What the task asks: Reproduce the lines of the material exactly, excluding every image.

** START OF Material provided **

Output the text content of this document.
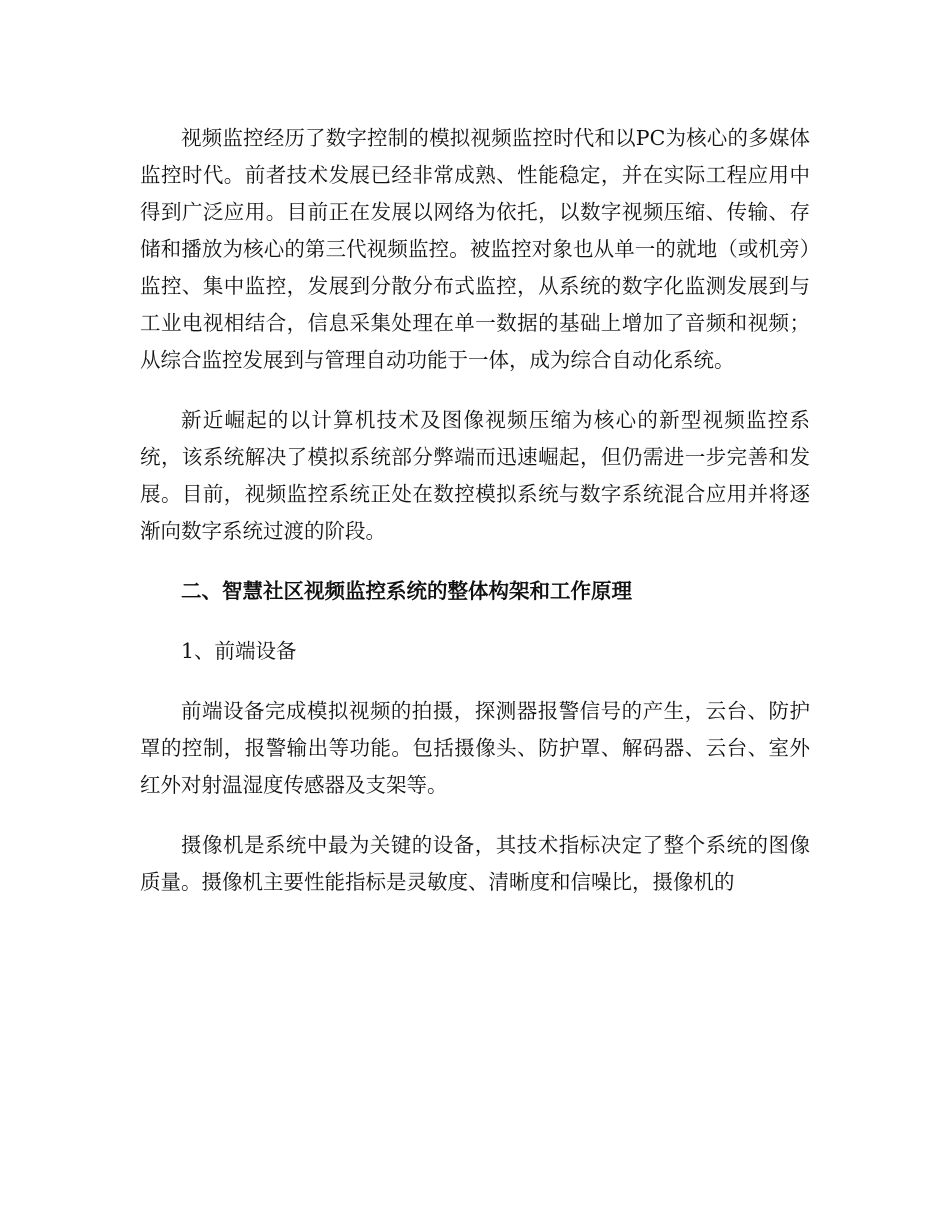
视频监控经历了数字控制的模拟视频监控时代和以PC为核心的多媒体监控时代。前者技术发展已经非常成熟、性能稳定，并在实际工程应用中得到广泛应用。目前正在发展以网络为依托，以数字视频压缩、传输、存储和播放为核心的第三代视频监控。被监控对象也从单一的就地（或机旁）监控、集中监控，发展到分散分布式监控，从系统的数字化监测发展到与工业电视相结合，信息采集处理在单一数据的基础上增加了音频和视频；从综合监控发展到与管理自动功能于一体，成为综合自动化系统。

新近崛起的以计算机技术及图像视频压缩为核心的新型视频监控系统，该系统解决了模拟系统部分弊端而迅速崛起，但仍需进一步完善和发展。目前，视频监控系统正处在数控模拟系统与数字系统混合应用并将逐渐向数字系统过渡的阶段。

二、智慧社区视频监控系统的整体构架和工作原理

1、前端设备

前端设备完成模拟视频的拍摄，探测器报警信号的产生，云台、防护罩的控制，报警输出等功能。包括摄像头、防护罩、解码器、云台、室外红外对射温湿度传感器及支架等。

摄像机是系统中最为关键的设备，其技术指标决定了整个系统的图像质量。摄像机主要性能指标是灵敏度、清晰度和信噪比，摄像机的
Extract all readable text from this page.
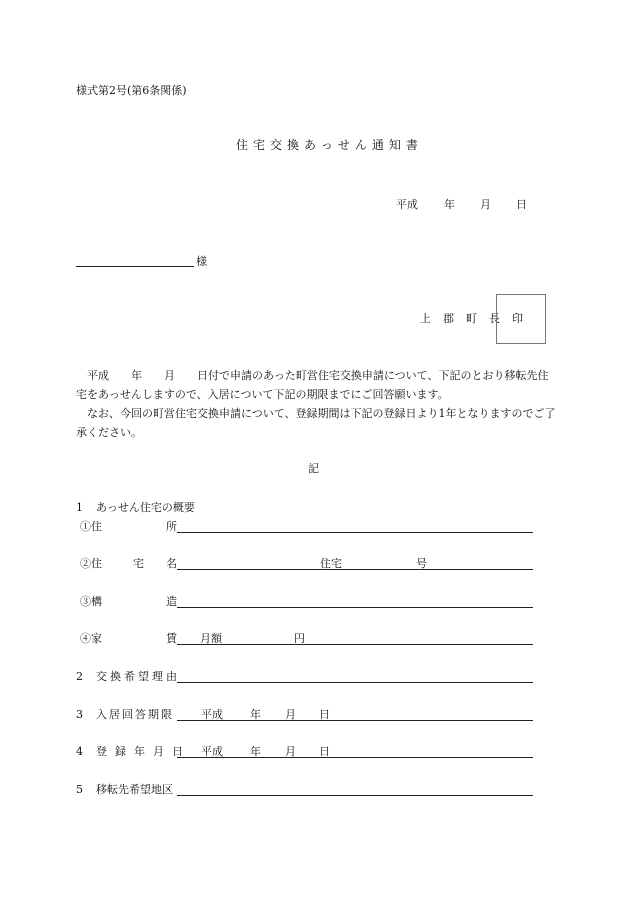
様式第2号(第6条関係)
住宅交換あっせん通知書
平成 年 月 日
様
上 郡 町 長 印
平成　　年　　月　　日付で申請のあった町営住宅交換申請について、下記のとおり移転先住宅をあっせんしますので、入居について下記の期限までにご回答願います。
なお、今回の町営住宅交換申請について、登録期間は下記の登録日より1年となりますのでご了承ください。
記
1 あっせん住宅の概要
①住	所
②住	宅 名	住宅	号
③構	造
④家	賃 月額	円
2 交換希望理由
3 入居回答期限 平成 年 月 日
4 登録年月日 平成 年 月 日
5 移転先希望地区
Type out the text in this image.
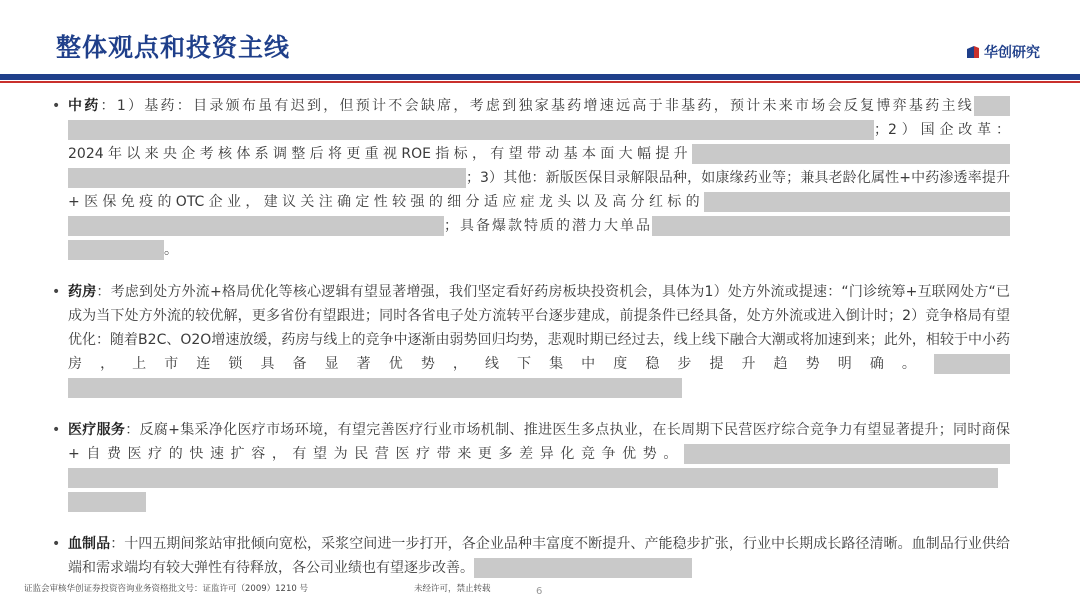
整体观点和投资主线	华创研究
• 中药：1）基药：目录颁布虽有迟到，但预计不会缺席，考虑到独家基药增速远高于非基药，预计未来市场会反复博弈基药主线；2）国企改革：2024年以来央企考核体系调整后将更重视ROE指标，有望带动基本面大幅提升；3）其他：新版医保目录解限品种，如康缘药业等；兼具老龄化属性+中药渗透率提升+医保免疫的OTC企业，建议关注确定性较强的细分适应症龙头以及高分红标的；具备爆款特质的潜力大单品。
• 药房：考虑到处方外流+格局优化等核心逻辑有望显著增强，我们坚定看好药房板块投资机会，具体为1）处方外流或提速：“门诊统筹+互联网处方“已成为当下处方外流的较优解，更多省份有望跟进；同时各省电子处方流转平台逐步建成，前提条件已经具备，处方外流或进入倒计时；2）竞争格局有望优化：随着B2C、O2O增速放缓，药房与线上的竞争中逐渐由弱势回归均势，悲观时期已经过去，线上线下融合大潮或将加速到来；此外，相较于中小药房，上市连锁具备显著优势，线下集中度稳步提升趋势明确。
• 医疗服务：反腐+集采净化医疗市场环境，有望完善医疗行业市场机制、推进医生多点执业，在长周期下民营医疗综合竞争力有望显著提升；同时商保+自费医疗的快速扩容，有望为民营医疗带来更多差异化竞争优势。
• 血制品：十四五期间浆站审批倾向宽松，采浆空间进一步打开，各企业品种丰富度不断提升、产能稳步扩张，行业中长期成长路径清晰。血制品行业供给端和需求端均有较大弹性有待释放，各公司业绩也有望逐步改善。
证监会审核华创证券投资咨询业务资格批文号：证监许可（2009）1210 号	未经许可，禁止转载	6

** END OF Material provided **

Task output:
Output the text content of this document.
视频监控经历了数字控制的模拟视频监控时代和以PC为核心的多媒体监控时代。前者技术发展已经非常成熟、性能稳定，并在实际工程应用中得到广泛应用。目前正在发展以网络为依托，以数字视频压缩、传输、存储和播放为核心的第三代视频监控。被监控对象也从单一的就地（或机旁）监控、集中监控，发展到分散分布式监控，从系统的数字化监测发展到与工业电视相结合，信息采集处理在单一数据的基础上增加了音频和视频；从综合监控发展到与管理自动功能于一体，成为综合自动化系统。

新近崛起的以计算机技术及图像视频压缩为核心的新型视频监控系统，该系统解决了模拟系统部分弊端而迅速崛起，但仍需进一步完善和发展。目前，视频监控系统正处在数控模拟系统与数字系统混合应用并将逐渐向数字系统过渡的阶段。

二、智慧社区视频监控系统的整体构架和工作原理

1、前端设备

前端设备完成模拟视频的拍摄，探测器报警信号的产生，云台、防护罩的控制，报警输出等功能。包括摄像头、防护罩、解码器、云台、室外红外对射温湿度传感器及支架等。

摄像机是系统中最为关键的设备，其技术指标决定了整个系统的图像质量。摄像机主要性能指标是灵敏度、清晰度和信噪比，摄像机的
Extract all readable text from this page.
様式第2号(第6条関係)
住宅交換あっせん通知書
平成 年 月 日
様
上 郡 町 長 印
平成　　年　　月　　日付で申請のあった町営住宅交換申請について、下記のとおり移転先住宅をあっせんしますので、入居について下記の期限までにご回答願います。
なお、今回の町営住宅交換申請について、登録期間は下記の登録日より1年となりますのでご了承ください。
記
1 あっせん住宅の概要
①住	所
②住	宅 名	住宅	号
③構	造
④家	賃 月額	円
2 交換希望理由
3 入居回答期限 平成 年 月 日
4 登録年月日 平成 年 月 日
5 移転先希望地区
Type out the text in this image.
整体观点和投资主线	华创研究
• 中药：1）基药：目录颁布虽有迟到，但预计不会缺席，考虑到独家基药增速远高于非基药，预计未来市场会反复博弈基药主线；2）国企改革：2024年以来央企考核体系调整后将更重视ROE指标，有望带动基本面大幅提升；3）其他：新版医保目录解限品种，如康缘药业等；兼具老龄化属性+中药渗透率提升+医保免疫的OTC企业，建议关注确定性较强的细分适应症龙头以及高分红标的；具备爆款特质的潜力大单品。
• 药房：考虑到处方外流+格局优化等核心逻辑有望显著增强，我们坚定看好药房板块投资机会，具体为1）处方外流或提速：“门诊统筹+互联网处方“已成为当下处方外流的较优解，更多省份有望跟进；同时各省电子处方流转平台逐步建成，前提条件已经具备，处方外流或进入倒计时；2）竞争格局有望优化：随着B2C、O2O增速放缓，药房与线上的竞争中逐渐由弱势回归均势，悲观时期已经过去，线上线下融合大潮或将加速到来；此外，相较于中小药房，上市连锁具备显著优势，线下集中度稳步提升趋势明确。
• 医疗服务：反腐+集采净化医疗市场环境，有望完善医疗行业市场机制、推进医生多点执业，在长周期下民营医疗综合竞争力有望显著提升；同时商保+自费医疗的快速扩容，有望为民营医疗带来更多差异化竞争优势。
• 血制品：十四五期间浆站审批倾向宽松，采浆空间进一步打开，各企业品种丰富度不断提升、产能稳步扩张，行业中长期成长路径清晰。血制品行业供给端和需求端均有较大弹性有待释放，各公司业绩也有望逐步改善。
证监会审核华创证券投资咨询业务资格批文号：证监许可（2009）1210 号	未经许可，禁止转载	6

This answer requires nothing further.